→ **EXTRACTED INFORMATION**:
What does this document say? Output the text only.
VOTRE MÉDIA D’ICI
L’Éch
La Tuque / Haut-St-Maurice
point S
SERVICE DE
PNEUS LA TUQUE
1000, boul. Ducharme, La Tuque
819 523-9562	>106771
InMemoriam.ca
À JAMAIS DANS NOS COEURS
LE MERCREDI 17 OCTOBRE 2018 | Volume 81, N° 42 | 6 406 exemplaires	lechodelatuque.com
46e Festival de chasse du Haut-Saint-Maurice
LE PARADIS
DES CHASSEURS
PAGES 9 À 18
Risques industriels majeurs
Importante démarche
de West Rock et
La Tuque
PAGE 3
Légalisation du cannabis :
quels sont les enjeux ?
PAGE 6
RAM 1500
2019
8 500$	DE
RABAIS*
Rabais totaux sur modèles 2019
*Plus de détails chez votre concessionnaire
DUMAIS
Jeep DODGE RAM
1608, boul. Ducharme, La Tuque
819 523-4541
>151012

→ **WHAT YOU SHOULD DO**: Return all of the entries exactly as written.

→ **THE COMPLETED TASK**:
What does this document say? Output the text only.
VOTRE MÉDIA D’ICI
L’Éch
La Tuque / Haut-St-Maurice
point S
SERVICE DE
PNEUS LA TUQUE
1000, boul. Ducharme, La Tuque
819 523-9562	>106771
InMemoriam.ca
À JAMAIS DANS NOS COEURS
LE MERCREDI 17 OCTOBRE 2018 | Volume 81, N° 42 | 6 406 exemplaires	lechodelatuque.com
46e Festival de chasse du Haut-Saint-Maurice
LE PARADIS
DES CHASSEURS
PAGES 9 À 18
Risques industriels majeurs
Importante démarche
de West Rock et
La Tuque
PAGE 3
Légalisation du cannabis :
quels sont les enjeux ?
PAGE 6
RAM 1500
2019
8 500$	DE
RABAIS*
Rabais totaux sur modèles 2019
*Plus de détails chez votre concessionnaire
DUMAIS
Jeep DODGE RAM
1608, boul. Ducharme, La Tuque
819 523-4541
>151012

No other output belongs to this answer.